Collection entries
____________
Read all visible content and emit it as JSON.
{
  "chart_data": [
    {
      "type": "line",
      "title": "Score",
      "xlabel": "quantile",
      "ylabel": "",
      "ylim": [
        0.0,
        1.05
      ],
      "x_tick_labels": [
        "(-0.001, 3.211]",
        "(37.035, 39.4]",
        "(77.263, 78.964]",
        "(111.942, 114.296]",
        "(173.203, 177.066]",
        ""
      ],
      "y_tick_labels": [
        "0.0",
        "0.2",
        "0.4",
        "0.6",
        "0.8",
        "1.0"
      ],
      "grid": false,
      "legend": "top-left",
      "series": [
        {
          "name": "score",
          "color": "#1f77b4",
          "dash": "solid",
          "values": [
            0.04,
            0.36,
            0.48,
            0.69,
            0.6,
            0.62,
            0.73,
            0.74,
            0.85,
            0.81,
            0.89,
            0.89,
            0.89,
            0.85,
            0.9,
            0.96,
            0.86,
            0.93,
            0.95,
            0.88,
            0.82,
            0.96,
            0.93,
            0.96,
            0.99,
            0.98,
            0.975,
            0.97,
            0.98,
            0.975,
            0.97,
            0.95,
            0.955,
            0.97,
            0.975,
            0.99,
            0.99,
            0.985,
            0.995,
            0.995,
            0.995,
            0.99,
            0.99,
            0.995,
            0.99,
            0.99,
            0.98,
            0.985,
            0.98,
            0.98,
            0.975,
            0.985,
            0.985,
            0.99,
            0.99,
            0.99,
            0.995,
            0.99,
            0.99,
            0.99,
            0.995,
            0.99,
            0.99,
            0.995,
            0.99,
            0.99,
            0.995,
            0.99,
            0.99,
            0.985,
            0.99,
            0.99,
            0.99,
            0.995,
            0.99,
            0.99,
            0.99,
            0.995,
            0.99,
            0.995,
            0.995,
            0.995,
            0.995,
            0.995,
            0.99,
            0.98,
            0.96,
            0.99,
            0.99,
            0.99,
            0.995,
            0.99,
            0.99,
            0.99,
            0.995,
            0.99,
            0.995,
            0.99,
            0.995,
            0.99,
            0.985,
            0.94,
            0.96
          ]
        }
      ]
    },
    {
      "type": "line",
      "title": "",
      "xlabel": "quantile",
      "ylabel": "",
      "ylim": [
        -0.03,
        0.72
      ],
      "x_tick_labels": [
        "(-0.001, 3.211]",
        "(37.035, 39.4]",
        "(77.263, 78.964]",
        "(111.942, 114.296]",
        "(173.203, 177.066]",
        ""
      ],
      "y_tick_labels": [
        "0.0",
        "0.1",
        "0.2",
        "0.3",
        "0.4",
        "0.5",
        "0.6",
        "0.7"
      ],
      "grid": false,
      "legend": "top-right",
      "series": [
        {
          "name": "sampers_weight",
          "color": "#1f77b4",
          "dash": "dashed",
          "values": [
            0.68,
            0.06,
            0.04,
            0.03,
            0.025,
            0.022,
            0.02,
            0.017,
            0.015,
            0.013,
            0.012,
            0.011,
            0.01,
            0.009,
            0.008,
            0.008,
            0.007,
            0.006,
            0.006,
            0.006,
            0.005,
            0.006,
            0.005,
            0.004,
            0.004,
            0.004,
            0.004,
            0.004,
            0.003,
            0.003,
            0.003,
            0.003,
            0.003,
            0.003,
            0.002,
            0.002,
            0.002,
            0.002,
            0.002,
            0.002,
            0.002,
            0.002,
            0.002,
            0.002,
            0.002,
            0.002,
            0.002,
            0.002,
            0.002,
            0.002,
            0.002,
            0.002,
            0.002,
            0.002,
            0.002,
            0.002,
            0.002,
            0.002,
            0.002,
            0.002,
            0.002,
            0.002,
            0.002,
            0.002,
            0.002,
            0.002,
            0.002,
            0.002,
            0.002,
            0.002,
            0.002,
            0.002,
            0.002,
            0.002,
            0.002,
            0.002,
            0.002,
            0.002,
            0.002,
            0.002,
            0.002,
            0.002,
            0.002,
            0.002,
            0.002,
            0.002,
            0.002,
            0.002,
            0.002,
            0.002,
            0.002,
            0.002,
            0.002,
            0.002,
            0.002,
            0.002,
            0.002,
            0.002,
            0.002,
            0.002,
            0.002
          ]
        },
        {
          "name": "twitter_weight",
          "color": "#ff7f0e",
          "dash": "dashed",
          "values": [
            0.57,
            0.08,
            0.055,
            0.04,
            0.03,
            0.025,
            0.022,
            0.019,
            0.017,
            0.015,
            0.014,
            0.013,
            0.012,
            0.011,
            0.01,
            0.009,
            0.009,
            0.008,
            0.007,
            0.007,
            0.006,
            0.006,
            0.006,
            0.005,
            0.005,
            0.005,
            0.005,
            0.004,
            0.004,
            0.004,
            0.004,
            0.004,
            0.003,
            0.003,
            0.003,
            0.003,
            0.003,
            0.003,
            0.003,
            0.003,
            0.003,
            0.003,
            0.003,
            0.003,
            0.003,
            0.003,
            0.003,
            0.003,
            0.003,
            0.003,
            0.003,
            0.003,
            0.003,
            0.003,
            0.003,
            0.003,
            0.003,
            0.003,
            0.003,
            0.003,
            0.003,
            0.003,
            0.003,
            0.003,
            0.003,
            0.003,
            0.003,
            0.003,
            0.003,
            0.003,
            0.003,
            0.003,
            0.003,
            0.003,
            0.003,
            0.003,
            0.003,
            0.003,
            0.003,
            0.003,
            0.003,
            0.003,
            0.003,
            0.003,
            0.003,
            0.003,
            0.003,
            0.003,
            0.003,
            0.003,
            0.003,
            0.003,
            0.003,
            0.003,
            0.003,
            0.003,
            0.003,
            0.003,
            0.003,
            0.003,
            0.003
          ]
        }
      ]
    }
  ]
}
____________
Search the listing above for the string "name". Copy every line that contains it.

(SOLVED PROBLEM)
          "name": "score",
          "name": "sampers_weight",
          "name": "twitter_weight",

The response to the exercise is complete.